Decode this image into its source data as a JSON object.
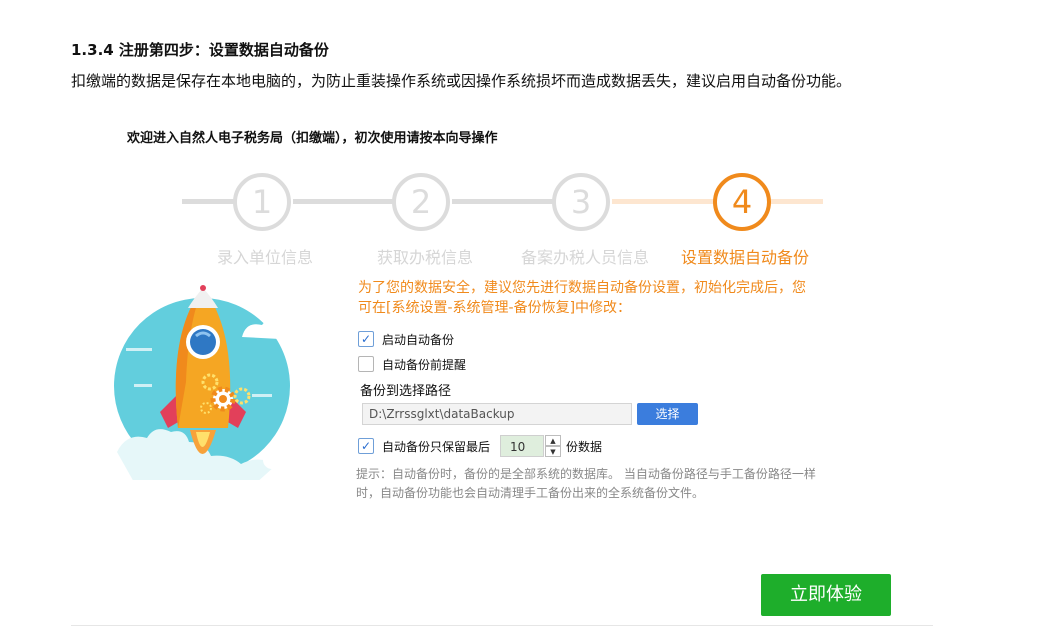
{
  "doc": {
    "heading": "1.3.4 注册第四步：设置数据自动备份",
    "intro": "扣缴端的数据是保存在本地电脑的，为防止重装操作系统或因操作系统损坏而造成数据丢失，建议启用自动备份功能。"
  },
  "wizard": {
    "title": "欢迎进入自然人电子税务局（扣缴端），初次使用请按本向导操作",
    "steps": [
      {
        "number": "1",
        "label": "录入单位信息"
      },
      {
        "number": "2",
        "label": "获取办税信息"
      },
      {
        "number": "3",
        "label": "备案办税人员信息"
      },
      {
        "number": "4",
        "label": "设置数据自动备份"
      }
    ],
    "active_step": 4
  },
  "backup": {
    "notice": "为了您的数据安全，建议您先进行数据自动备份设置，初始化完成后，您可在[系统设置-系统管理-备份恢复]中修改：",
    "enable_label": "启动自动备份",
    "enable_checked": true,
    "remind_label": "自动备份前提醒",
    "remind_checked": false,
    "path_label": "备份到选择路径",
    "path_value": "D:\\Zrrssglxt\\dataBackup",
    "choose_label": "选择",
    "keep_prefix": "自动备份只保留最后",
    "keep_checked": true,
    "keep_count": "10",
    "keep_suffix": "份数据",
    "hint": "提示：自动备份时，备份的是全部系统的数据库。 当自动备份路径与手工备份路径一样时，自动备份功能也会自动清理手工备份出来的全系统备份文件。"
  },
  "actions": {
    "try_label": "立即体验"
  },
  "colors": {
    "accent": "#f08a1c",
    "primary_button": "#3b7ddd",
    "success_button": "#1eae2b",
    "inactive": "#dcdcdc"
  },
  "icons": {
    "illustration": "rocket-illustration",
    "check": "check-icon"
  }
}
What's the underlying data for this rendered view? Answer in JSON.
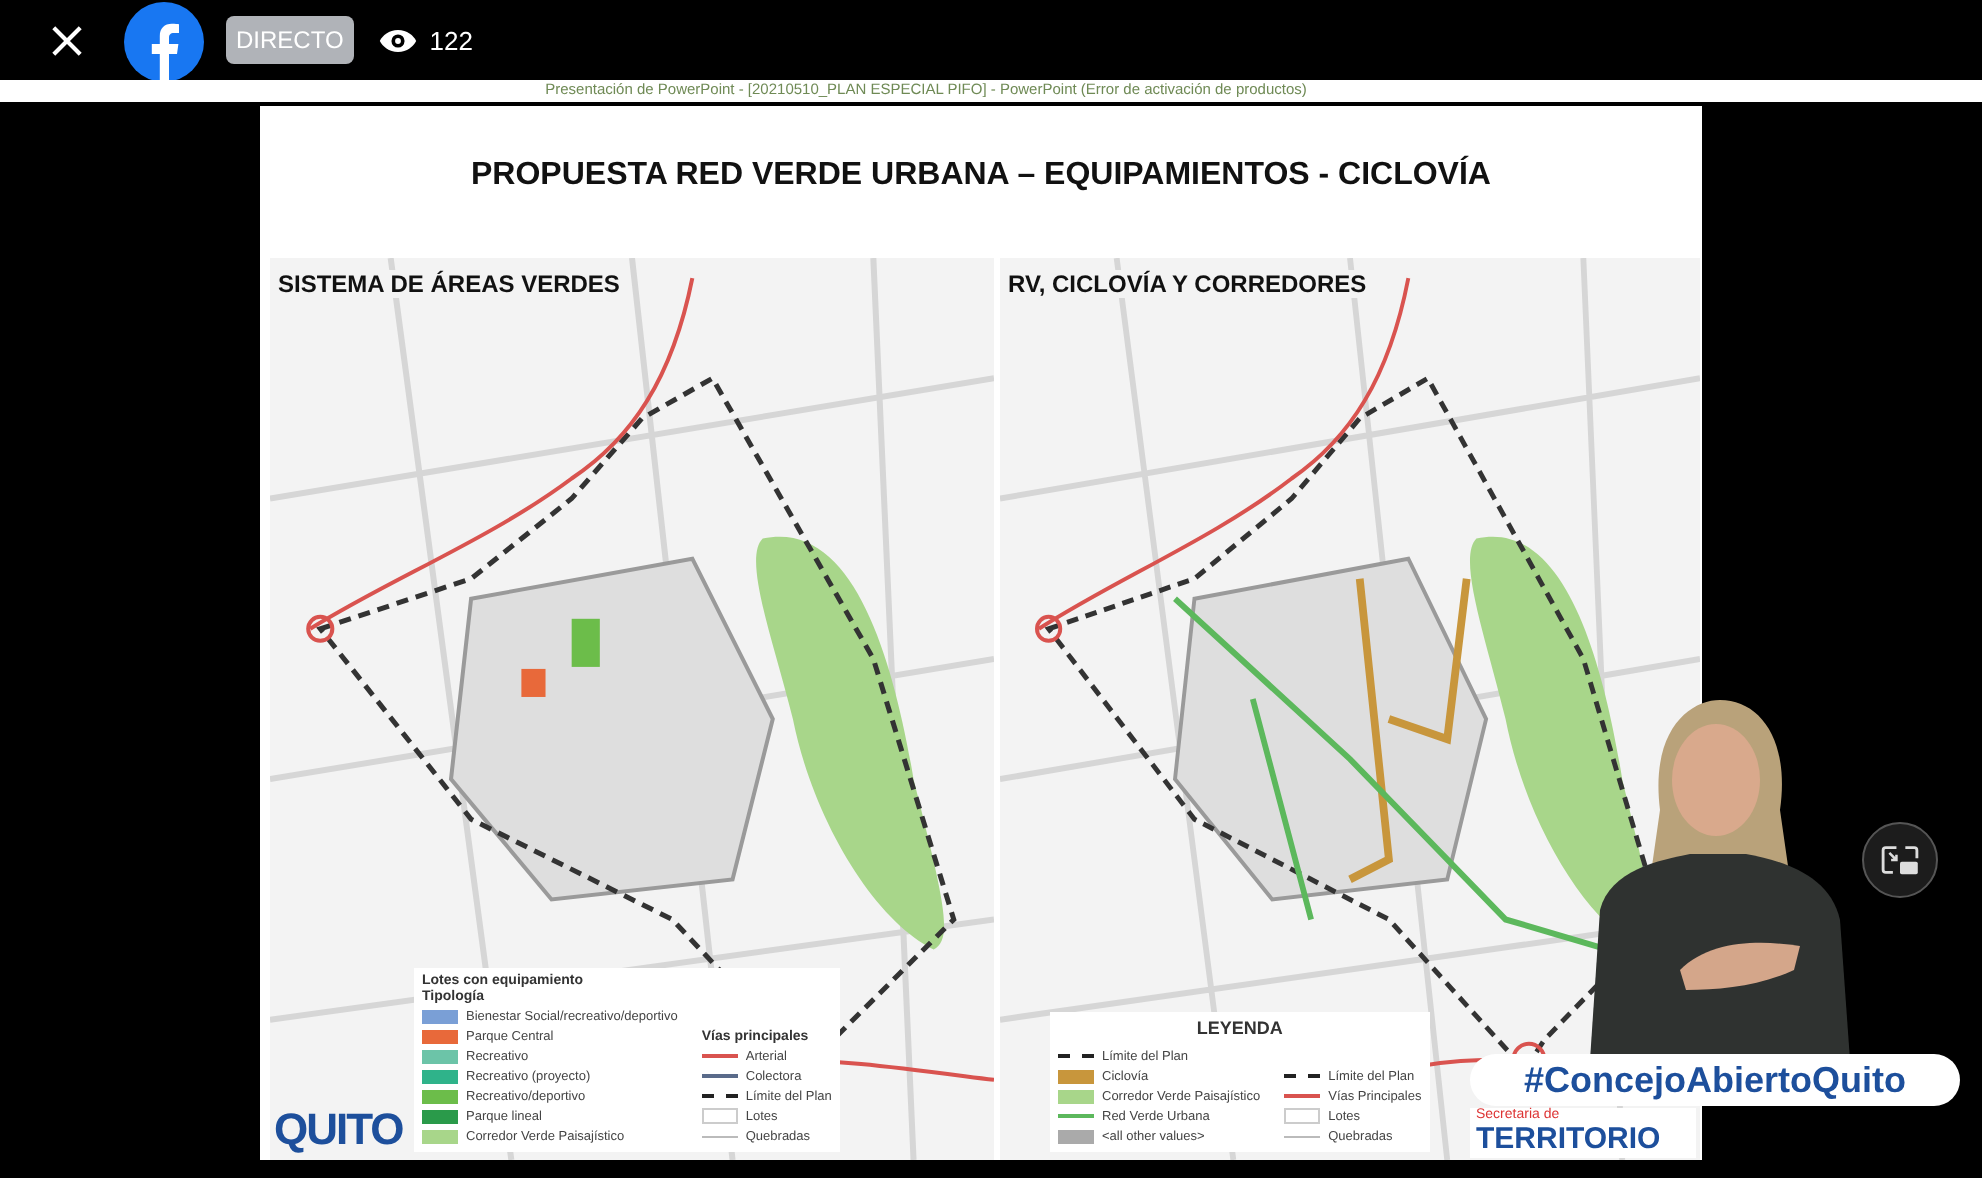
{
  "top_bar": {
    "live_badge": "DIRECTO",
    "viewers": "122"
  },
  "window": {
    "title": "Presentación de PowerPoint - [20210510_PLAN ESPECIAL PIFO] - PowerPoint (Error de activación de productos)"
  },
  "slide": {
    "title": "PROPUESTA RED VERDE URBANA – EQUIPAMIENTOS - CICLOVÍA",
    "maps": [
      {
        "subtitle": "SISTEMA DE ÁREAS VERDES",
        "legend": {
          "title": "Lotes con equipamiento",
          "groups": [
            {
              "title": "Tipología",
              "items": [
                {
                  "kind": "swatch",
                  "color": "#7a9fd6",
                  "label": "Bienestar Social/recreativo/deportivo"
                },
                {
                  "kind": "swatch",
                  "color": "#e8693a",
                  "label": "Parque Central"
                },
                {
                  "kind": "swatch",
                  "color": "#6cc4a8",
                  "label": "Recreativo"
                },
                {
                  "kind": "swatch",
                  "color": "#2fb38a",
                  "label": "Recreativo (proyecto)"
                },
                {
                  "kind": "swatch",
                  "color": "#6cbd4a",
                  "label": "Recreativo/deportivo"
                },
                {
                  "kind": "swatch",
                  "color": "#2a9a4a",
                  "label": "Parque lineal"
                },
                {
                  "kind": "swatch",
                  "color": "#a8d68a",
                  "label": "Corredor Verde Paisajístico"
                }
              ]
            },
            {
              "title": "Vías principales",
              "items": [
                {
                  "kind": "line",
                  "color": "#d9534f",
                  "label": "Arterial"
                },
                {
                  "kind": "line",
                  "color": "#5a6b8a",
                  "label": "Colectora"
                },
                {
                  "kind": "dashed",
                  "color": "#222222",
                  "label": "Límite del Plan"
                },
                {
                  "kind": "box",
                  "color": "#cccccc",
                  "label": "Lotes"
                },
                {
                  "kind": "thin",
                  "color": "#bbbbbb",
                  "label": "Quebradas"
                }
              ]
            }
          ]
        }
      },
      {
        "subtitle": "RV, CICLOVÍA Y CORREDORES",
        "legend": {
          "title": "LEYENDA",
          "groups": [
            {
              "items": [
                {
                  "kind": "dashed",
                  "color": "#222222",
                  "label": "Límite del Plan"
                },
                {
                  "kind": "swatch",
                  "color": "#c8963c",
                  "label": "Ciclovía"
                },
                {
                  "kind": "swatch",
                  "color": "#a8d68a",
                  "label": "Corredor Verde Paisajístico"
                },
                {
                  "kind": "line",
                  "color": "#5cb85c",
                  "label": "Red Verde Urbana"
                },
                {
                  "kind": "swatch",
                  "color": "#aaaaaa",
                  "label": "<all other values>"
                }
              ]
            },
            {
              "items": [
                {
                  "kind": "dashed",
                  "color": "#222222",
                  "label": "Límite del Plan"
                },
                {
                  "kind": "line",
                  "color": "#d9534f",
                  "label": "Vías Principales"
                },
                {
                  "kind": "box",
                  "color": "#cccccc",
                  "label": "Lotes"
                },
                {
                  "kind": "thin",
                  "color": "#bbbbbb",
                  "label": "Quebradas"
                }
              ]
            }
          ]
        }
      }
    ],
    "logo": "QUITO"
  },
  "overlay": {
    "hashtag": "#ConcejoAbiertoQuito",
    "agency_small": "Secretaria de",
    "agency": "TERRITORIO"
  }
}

## Written instruction
Without including any picture, retype the entries exactly.

## Result
Decode this image into its source data as a JSON object.
{
  "doc": {
    "heading": "1.3.4 注册第四步：设置数据自动备份",
    "intro": "扣缴端的数据是保存在本地电脑的，为防止重装操作系统或因操作系统损坏而造成数据丢失，建议启用自动备份功能。"
  },
  "wizard": {
    "title": "欢迎进入自然人电子税务局（扣缴端），初次使用请按本向导操作",
    "steps": [
      {
        "number": "1",
        "label": "录入单位信息"
      },
      {
        "number": "2",
        "label": "获取办税信息"
      },
      {
        "number": "3",
        "label": "备案办税人员信息"
      },
      {
        "number": "4",
        "label": "设置数据自动备份"
      }
    ],
    "active_step": 4
  },
  "backup": {
    "notice": "为了您的数据安全，建议您先进行数据自动备份设置，初始化完成后，您可在[系统设置-系统管理-备份恢复]中修改：",
    "enable_label": "启动自动备份",
    "enable_checked": true,
    "remind_label": "自动备份前提醒",
    "remind_checked": false,
    "path_label": "备份到选择路径",
    "path_value": "D:\\Zrrssglxt\\dataBackup",
    "choose_label": "选择",
    "keep_prefix": "自动备份只保留最后",
    "keep_checked": true,
    "keep_count": "10",
    "keep_suffix": "份数据",
    "hint": "提示：自动备份时，备份的是全部系统的数据库。 当自动备份路径与手工备份路径一样时，自动备份功能也会自动清理手工备份出来的全系统备份文件。"
  },
  "actions": {
    "try_label": "立即体验"
  },
  "colors": {
    "accent": "#f08a1c",
    "primary_button": "#3b7ddd",
    "success_button": "#1eae2b",
    "inactive": "#dcdcdc"
  },
  "icons": {
    "illustration": "rocket-illustration",
    "check": "check-icon"
  }
}
What's the underlying data for this rendered view? Answer in JSON.
{
  "top_bar": {
    "live_badge": "DIRECTO",
    "viewers": "122"
  },
  "window": {
    "title": "Presentación de PowerPoint - [20210510_PLAN ESPECIAL PIFO] - PowerPoint (Error de activación de productos)"
  },
  "slide": {
    "title": "PROPUESTA RED VERDE URBANA – EQUIPAMIENTOS - CICLOVÍA",
    "maps": [
      {
        "subtitle": "SISTEMA DE ÁREAS VERDES",
        "legend": {
          "title": "Lotes con equipamiento",
          "groups": [
            {
              "title": "Tipología",
              "items": [
                {
                  "kind": "swatch",
                  "color": "#7a9fd6",
                  "label": "Bienestar Social/recreativo/deportivo"
                },
                {
                  "kind": "swatch",
                  "color": "#e8693a",
                  "label": "Parque Central"
                },
                {
                  "kind": "swatch",
                  "color": "#6cc4a8",
                  "label": "Recreativo"
                },
                {
                  "kind": "swatch",
                  "color": "#2fb38a",
                  "label": "Recreativo (proyecto)"
                },
                {
                  "kind": "swatch",
                  "color": "#6cbd4a",
                  "label": "Recreativo/deportivo"
                },
                {
                  "kind": "swatch",
                  "color": "#2a9a4a",
                  "label": "Parque lineal"
                },
                {
                  "kind": "swatch",
                  "color": "#a8d68a",
                  "label": "Corredor Verde Paisajístico"
                }
              ]
            },
            {
              "title": "Vías principales",
              "items": [
                {
                  "kind": "line",
                  "color": "#d9534f",
                  "label": "Arterial"
                },
                {
                  "kind": "line",
                  "color": "#5a6b8a",
                  "label": "Colectora"
                },
                {
                  "kind": "dashed",
                  "color": "#222222",
                  "label": "Límite del Plan"
                },
                {
                  "kind": "box",
                  "color": "#cccccc",
                  "label": "Lotes"
                },
                {
                  "kind": "thin",
                  "color": "#bbbbbb",
                  "label": "Quebradas"
                }
              ]
            }
          ]
        }
      },
      {
        "subtitle": "RV, CICLOVÍA Y CORREDORES",
        "legend": {
          "title": "LEYENDA",
          "groups": [
            {
              "items": [
                {
                  "kind": "dashed",
                  "color": "#222222",
                  "label": "Límite del Plan"
                },
                {
                  "kind": "swatch",
                  "color": "#c8963c",
                  "label": "Ciclovía"
                },
                {
                  "kind": "swatch",
                  "color": "#a8d68a",
                  "label": "Corredor Verde Paisajístico"
                },
                {
                  "kind": "line",
                  "color": "#5cb85c",
                  "label": "Red Verde Urbana"
                },
                {
                  "kind": "swatch",
                  "color": "#aaaaaa",
                  "label": "<all other values>"
                }
              ]
            },
            {
              "items": [
                {
                  "kind": "dashed",
                  "color": "#222222",
                  "label": "Límite del Plan"
                },
                {
                  "kind": "line",
                  "color": "#d9534f",
                  "label": "Vías Principales"
                },
                {
                  "kind": "box",
                  "color": "#cccccc",
                  "label": "Lotes"
                },
                {
                  "kind": "thin",
                  "color": "#bbbbbb",
                  "label": "Quebradas"
                }
              ]
            }
          ]
        }
      }
    ],
    "logo": "QUITO"
  },
  "overlay": {
    "hashtag": "#ConcejoAbiertoQuito",
    "agency_small": "Secretaria de",
    "agency": "TERRITORIO"
  }
}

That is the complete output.